Write out the listing word for word, starting at its beginning and ending at the line that contains "Give bounding boxes". Omit the pictures from your copy.

Layout element annotations:
╭──

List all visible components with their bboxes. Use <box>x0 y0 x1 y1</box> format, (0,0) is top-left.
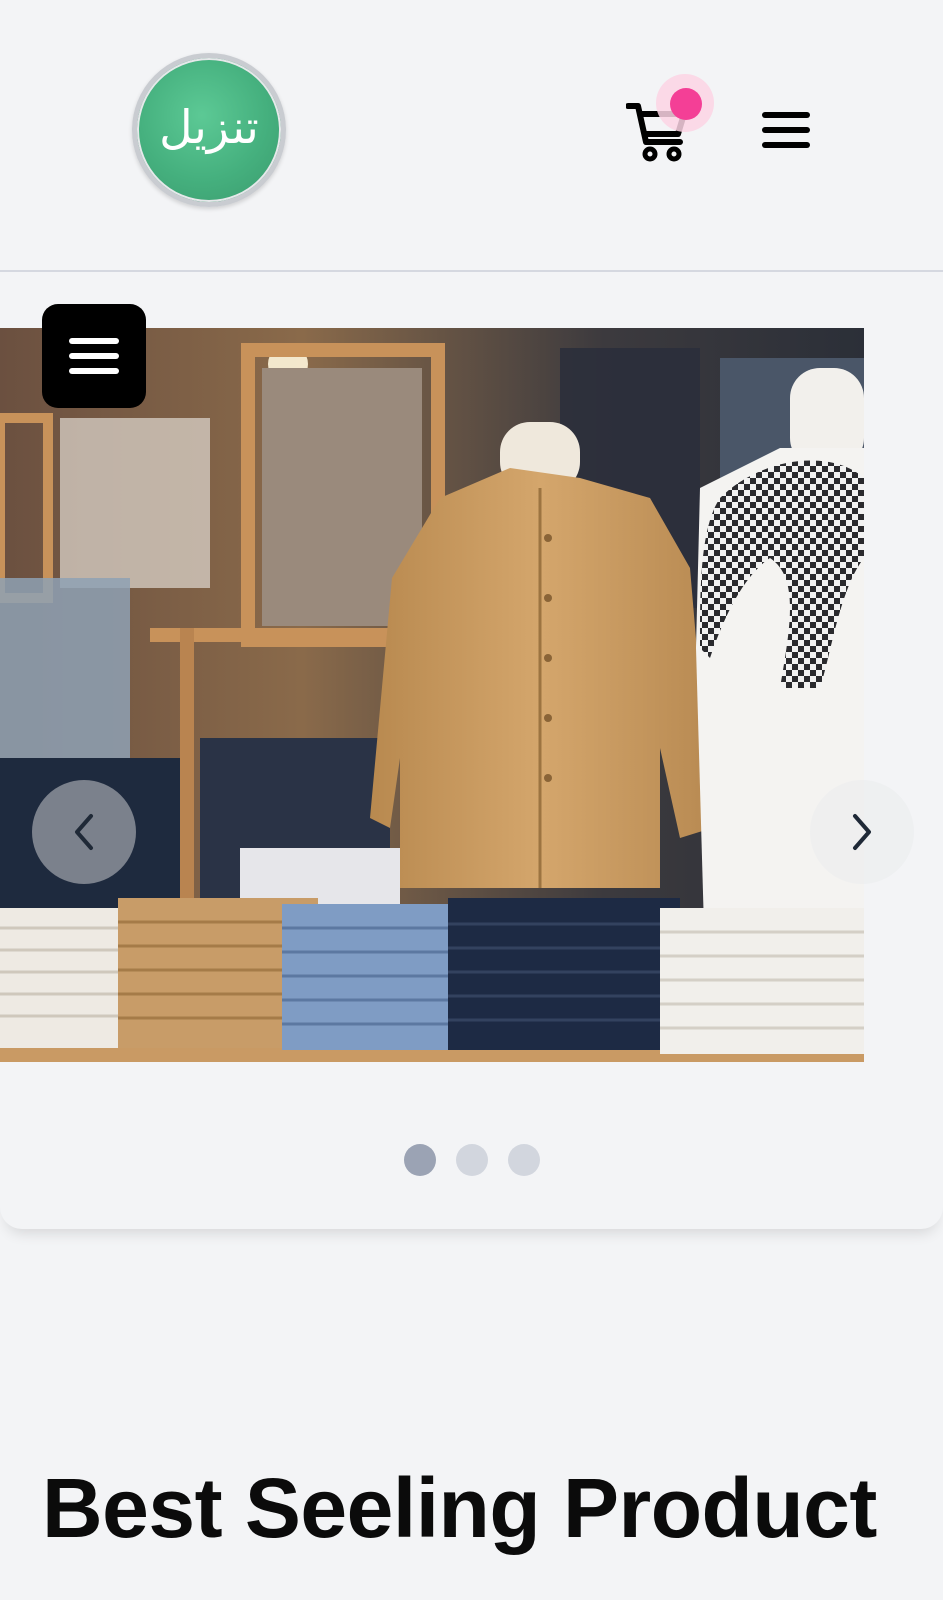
carousel-next-button[interactable] <box>810 780 914 884</box>
chevron-right-icon <box>853 814 871 850</box>
hamburger-menu-icon <box>69 338 119 374</box>
site-header: تنزيل <box>0 0 943 272</box>
brand-logo[interactable]: تنزيل <box>132 53 286 207</box>
carousel-dot-2[interactable] <box>455 1144 488 1176</box>
cart-badge <box>670 88 702 120</box>
chevron-left-icon <box>75 814 93 850</box>
side-menu-button[interactable] <box>42 304 146 408</box>
hamburger-menu-icon <box>762 112 810 148</box>
logo-text: تنزيل <box>159 100 259 154</box>
clothing-store-photo <box>0 328 864 1062</box>
carousel-indicators <box>0 1144 943 1176</box>
carousel-prev-button[interactable] <box>32 780 136 884</box>
carousel-dot-3[interactable] <box>507 1144 540 1176</box>
carousel-dot-1[interactable] <box>403 1144 436 1176</box>
main-menu-button[interactable] <box>760 108 812 152</box>
section-title: Best Seeling Product <box>42 1461 877 1555</box>
carousel-slide-image <box>0 328 864 1062</box>
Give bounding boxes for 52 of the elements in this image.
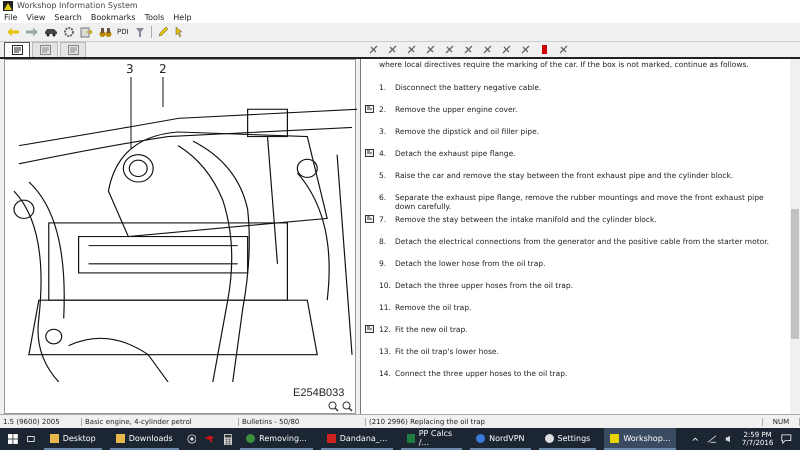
- taskbar-app[interactable]: Desktop: [44, 428, 102, 450]
- chevron-up-icon[interactable]: [692, 436, 699, 442]
- start-windows-icon[interactable]: [8, 433, 18, 445]
- binoculars-icon[interactable]: [99, 26, 112, 38]
- tool-icon[interactable]: [482, 44, 493, 55]
- task-view-icon[interactable]: [26, 434, 36, 444]
- menu-item[interactable]: File: [4, 12, 18, 22]
- webcam-icon[interactable]: [186, 433, 196, 445]
- window-title: Workshop Information System: [17, 1, 138, 10]
- callout-number: 3: [126, 62, 134, 76]
- tool-icon[interactable]: [558, 44, 569, 55]
- gear-icon[interactable]: [63, 26, 75, 38]
- taskbar-app[interactable]: NordVPN: [470, 428, 530, 450]
- tool-icon[interactable]: [406, 44, 417, 55]
- taskbar-app[interactable]: Dandana_...: [320, 428, 394, 450]
- tool-icon[interactable]: [425, 44, 436, 55]
- list-icon: [40, 45, 50, 55]
- figure-code: E254B033: [293, 387, 344, 399]
- callout-number: 2: [159, 62, 167, 76]
- leader-line: [130, 77, 132, 149]
- transfer-icon[interactable]: [80, 26, 94, 38]
- taskbar-app[interactable]: Workshop...: [604, 428, 676, 450]
- list-icon: [68, 45, 78, 55]
- calculator-icon[interactable]: [224, 432, 232, 446]
- notification-icon[interactable]: [781, 433, 792, 445]
- view-tab[interactable]: [4, 42, 30, 57]
- taskbar-app[interactable]: Removing...: [240, 428, 313, 450]
- tool-icon[interactable]: [463, 44, 474, 55]
- tool-icon[interactable]: [368, 44, 379, 55]
- warning-t-icon[interactable]: [539, 44, 550, 55]
- app-logo-icon: [3, 0, 13, 10]
- taskbar-app[interactable]: Settings: [538, 428, 596, 450]
- menu-item[interactable]: Search: [54, 12, 82, 22]
- tool-icon[interactable]: [387, 44, 398, 55]
- tool-icon[interactable]: [444, 44, 455, 55]
- menu-item[interactable]: Bookmarks: [90, 12, 136, 22]
- list-icon: [12, 45, 22, 55]
- zoom-in-icon[interactable]: [328, 401, 339, 412]
- bird-icon[interactable]: [204, 433, 216, 445]
- tool-icon[interactable]: [501, 44, 512, 55]
- zoom-out-icon[interactable]: [342, 401, 353, 412]
- menu-item[interactable]: Tools: [144, 12, 164, 22]
- scrollbar[interactable]: [790, 59, 800, 414]
- car-icon[interactable]: [44, 27, 58, 37]
- menu-item[interactable]: View: [26, 12, 46, 22]
- taskbar-app[interactable]: Downloads: [110, 428, 179, 450]
- leader-line: [162, 77, 164, 107]
- network-icon[interactable]: [706, 434, 717, 444]
- tool-icon[interactable]: [520, 44, 531, 55]
- taskbar-app[interactable]: PP Calcs /...: [401, 428, 462, 450]
- pencil-icon[interactable]: [156, 26, 169, 38]
- menu-item[interactable]: Help: [173, 12, 192, 22]
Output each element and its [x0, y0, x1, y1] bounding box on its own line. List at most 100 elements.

╰──

* [ANSWER BELOW]
List all visible components with their bboxes. Use <box>x0 y0 x1 y1</box> format, (0,0) is top-left.
carousel-next-button[interactable] <box>810 780 914 884</box>
chevron-right-icon <box>853 814 871 850</box>
hamburger-menu-icon <box>69 338 119 374</box>
site-header: تنزيل <box>0 0 943 272</box>
brand-logo[interactable]: تنزيل <box>132 53 286 207</box>
carousel-dot-2[interactable] <box>455 1144 488 1176</box>
cart-badge <box>670 88 702 120</box>
chevron-left-icon <box>75 814 93 850</box>
side-menu-button[interactable] <box>42 304 146 408</box>
hamburger-menu-icon <box>762 112 810 148</box>
logo-text: تنزيل <box>159 100 259 154</box>
clothing-store-photo <box>0 328 864 1062</box>
carousel-indicators <box>0 1144 943 1176</box>
carousel-prev-button[interactable] <box>32 780 136 884</box>
carousel-dot-3[interactable] <box>507 1144 540 1176</box>
carousel-dot-1[interactable] <box>403 1144 436 1176</box>
main-menu-button[interactable] <box>760 108 812 152</box>
section-title: Best Seeling Product <box>42 1461 877 1555</box>
carousel-slide-image <box>0 328 864 1062</box>
Give bounding boxes for 52 of the elements in this image.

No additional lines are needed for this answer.